◆ The problem ◆
Go through the records underneath and write each one out again exactly.
◆ ◆ ◆ ◆ ◆
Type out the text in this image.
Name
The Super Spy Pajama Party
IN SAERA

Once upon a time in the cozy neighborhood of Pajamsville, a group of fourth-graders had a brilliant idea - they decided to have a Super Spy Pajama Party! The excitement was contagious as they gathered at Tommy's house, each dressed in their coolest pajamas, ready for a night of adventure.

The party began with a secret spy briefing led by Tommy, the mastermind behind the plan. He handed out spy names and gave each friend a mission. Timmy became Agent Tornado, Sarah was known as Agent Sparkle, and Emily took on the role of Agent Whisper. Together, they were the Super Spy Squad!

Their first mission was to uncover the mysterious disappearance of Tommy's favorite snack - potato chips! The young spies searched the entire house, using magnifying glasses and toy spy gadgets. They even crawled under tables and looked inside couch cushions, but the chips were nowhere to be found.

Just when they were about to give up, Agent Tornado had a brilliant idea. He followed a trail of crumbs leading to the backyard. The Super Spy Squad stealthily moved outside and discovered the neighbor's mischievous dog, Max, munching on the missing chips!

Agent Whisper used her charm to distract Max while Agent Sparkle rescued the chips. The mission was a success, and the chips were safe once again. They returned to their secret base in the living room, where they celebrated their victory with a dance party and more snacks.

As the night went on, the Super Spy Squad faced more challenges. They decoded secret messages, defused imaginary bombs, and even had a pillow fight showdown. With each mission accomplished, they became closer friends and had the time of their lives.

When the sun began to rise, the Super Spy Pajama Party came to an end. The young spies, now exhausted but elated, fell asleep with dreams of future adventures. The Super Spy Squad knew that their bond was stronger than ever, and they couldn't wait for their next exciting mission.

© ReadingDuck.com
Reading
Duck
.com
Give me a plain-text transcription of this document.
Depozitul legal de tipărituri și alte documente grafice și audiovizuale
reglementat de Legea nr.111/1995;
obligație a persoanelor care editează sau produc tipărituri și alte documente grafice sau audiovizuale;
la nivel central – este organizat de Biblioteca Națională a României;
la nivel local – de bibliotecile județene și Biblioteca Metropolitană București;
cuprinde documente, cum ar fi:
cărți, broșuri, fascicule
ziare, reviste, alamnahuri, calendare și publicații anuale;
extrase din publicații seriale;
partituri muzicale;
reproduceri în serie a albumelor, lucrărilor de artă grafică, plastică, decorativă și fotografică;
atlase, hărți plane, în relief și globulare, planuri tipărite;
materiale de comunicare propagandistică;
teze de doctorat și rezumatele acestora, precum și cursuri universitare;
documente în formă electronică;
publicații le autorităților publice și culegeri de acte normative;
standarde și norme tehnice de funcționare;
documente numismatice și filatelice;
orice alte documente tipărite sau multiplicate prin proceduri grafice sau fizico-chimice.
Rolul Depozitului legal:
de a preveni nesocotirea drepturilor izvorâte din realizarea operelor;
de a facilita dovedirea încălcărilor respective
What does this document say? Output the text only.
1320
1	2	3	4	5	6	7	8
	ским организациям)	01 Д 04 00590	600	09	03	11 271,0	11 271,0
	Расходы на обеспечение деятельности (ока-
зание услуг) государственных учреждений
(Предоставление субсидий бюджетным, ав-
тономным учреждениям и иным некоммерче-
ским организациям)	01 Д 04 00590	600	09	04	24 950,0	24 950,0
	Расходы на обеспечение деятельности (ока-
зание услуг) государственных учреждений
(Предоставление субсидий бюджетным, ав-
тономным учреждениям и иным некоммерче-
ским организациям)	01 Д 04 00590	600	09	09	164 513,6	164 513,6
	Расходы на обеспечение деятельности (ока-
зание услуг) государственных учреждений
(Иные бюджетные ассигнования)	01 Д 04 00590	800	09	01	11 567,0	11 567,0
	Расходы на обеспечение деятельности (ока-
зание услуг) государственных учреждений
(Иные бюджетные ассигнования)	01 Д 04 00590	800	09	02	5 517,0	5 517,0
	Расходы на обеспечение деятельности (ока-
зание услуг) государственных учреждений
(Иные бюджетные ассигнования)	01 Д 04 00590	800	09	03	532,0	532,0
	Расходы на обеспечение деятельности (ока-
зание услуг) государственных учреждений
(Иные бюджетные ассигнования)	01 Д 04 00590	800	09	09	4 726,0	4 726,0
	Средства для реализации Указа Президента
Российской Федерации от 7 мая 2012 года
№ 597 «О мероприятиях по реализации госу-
◆ ◆ ◆ ◆ ◆
◆ Solved problem ◆
Type out the text in this image.
Name
The Super Spy Pajama Party
IN SAERA

Once upon a time in the cozy neighborhood of Pajamsville, a group of fourth-graders had a brilliant idea - they decided to have a Super Spy Pajama Party! The excitement was contagious as they gathered at Tommy's house, each dressed in their coolest pajamas, ready for a night of adventure.

The party began with a secret spy briefing led by Tommy, the mastermind behind the plan. He handed out spy names and gave each friend a mission. Timmy became Agent Tornado, Sarah was known as Agent Sparkle, and Emily took on the role of Agent Whisper. Together, they were the Super Spy Squad!

Their first mission was to uncover the mysterious disappearance of Tommy's favorite snack - potato chips! The young spies searched the entire house, using magnifying glasses and toy spy gadgets. They even crawled under tables and looked inside couch cushions, but the chips were nowhere to be found.

Just when they were about to give up, Agent Tornado had a brilliant idea. He followed a trail of crumbs leading to the backyard. The Super Spy Squad stealthily moved outside and discovered the neighbor's mischievous dog, Max, munching on the missing chips!

Agent Whisper used her charm to distract Max while Agent Sparkle rescued the chips. The mission was a success, and the chips were safe once again. They returned to their secret base in the living room, where they celebrated their victory with a dance party and more snacks.

As the night went on, the Super Spy Squad faced more challenges. They decoded secret messages, defused imaginary bombs, and even had a pillow fight showdown. With each mission accomplished, they became closer friends and had the time of their lives.

When the sun began to rise, the Super Spy Pajama Party came to an end. The young spies, now exhausted but elated, fell asleep with dreams of future adventures. The Super Spy Squad knew that their bond was stronger than ever, and they couldn't wait for their next exciting mission.

© ReadingDuck.com
Reading
Duck
.com
Give me a plain-text transcription of this document.
Depozitul legal de tipărituri și alte documente grafice și audiovizuale
reglementat de Legea nr.111/1995;
obligație a persoanelor care editează sau produc tipărituri și alte documente grafice sau audiovizuale;
la nivel central – este organizat de Biblioteca Națională a României;
la nivel local – de bibliotecile județene și Biblioteca Metropolitană București;
cuprinde documente, cum ar fi:
cărți, broșuri, fascicule
ziare, reviste, alamnahuri, calendare și publicații anuale;
extrase din publicații seriale;
partituri muzicale;
reproduceri în serie a albumelor, lucrărilor de artă grafică, plastică, decorativă și fotografică;
atlase, hărți plane, în relief și globulare, planuri tipărite;
materiale de comunicare propagandistică;
teze de doctorat și rezumatele acestora, precum și cursuri universitare;
documente în formă electronică;
publicații le autorităților publice și culegeri de acte normative;
standarde și norme tehnice de funcționare;
documente numismatice și filatelice;
orice alte documente tipărite sau multiplicate prin proceduri grafice sau fizico-chimice.
Rolul Depozitului legal:
de a preveni nesocotirea drepturilor izvorâte din realizarea operelor;
de a facilita dovedirea încălcărilor respective
What does this document say? Output the text only.
1320
1	2	3	4	5	6	7	8
	ским организациям)	01 Д 04 00590	600	09	03	11 271,0	11 271,0
	Расходы на обеспечение деятельности (ока-
зание услуг) государственных учреждений
(Предоставление субсидий бюджетным, ав-
тономным учреждениям и иным некоммерче-
ским организациям)	01 Д 04 00590	600	09	04	24 950,0	24 950,0
	Расходы на обеспечение деятельности (ока-
зание услуг) государственных учреждений
(Предоставление субсидий бюджетным, ав-
тономным учреждениям и иным некоммерче-
ским организациям)	01 Д 04 00590	600	09	09	164 513,6	164 513,6
	Расходы на обеспечение деятельности (ока-
зание услуг) государственных учреждений
(Иные бюджетные ассигнования)	01 Д 04 00590	800	09	01	11 567,0	11 567,0
	Расходы на обеспечение деятельности (ока-
зание услуг) государственных учреждений
(Иные бюджетные ассигнования)	01 Д 04 00590	800	09	02	5 517,0	5 517,0
	Расходы на обеспечение деятельности (ока-
зание услуг) государственных учреждений
(Иные бюджетные ассигнования)	01 Д 04 00590	800	09	03	532,0	532,0
	Расходы на обеспечение деятельности (ока-
зание услуг) государственных учреждений
(Иные бюджетные ассигнования)	01 Д 04 00590	800	09	09	4 726,0	4 726,0
	Средства для реализации Указа Президента
Российской Федерации от 7 мая 2012 года
№ 597 «О мероприятиях по реализации госу-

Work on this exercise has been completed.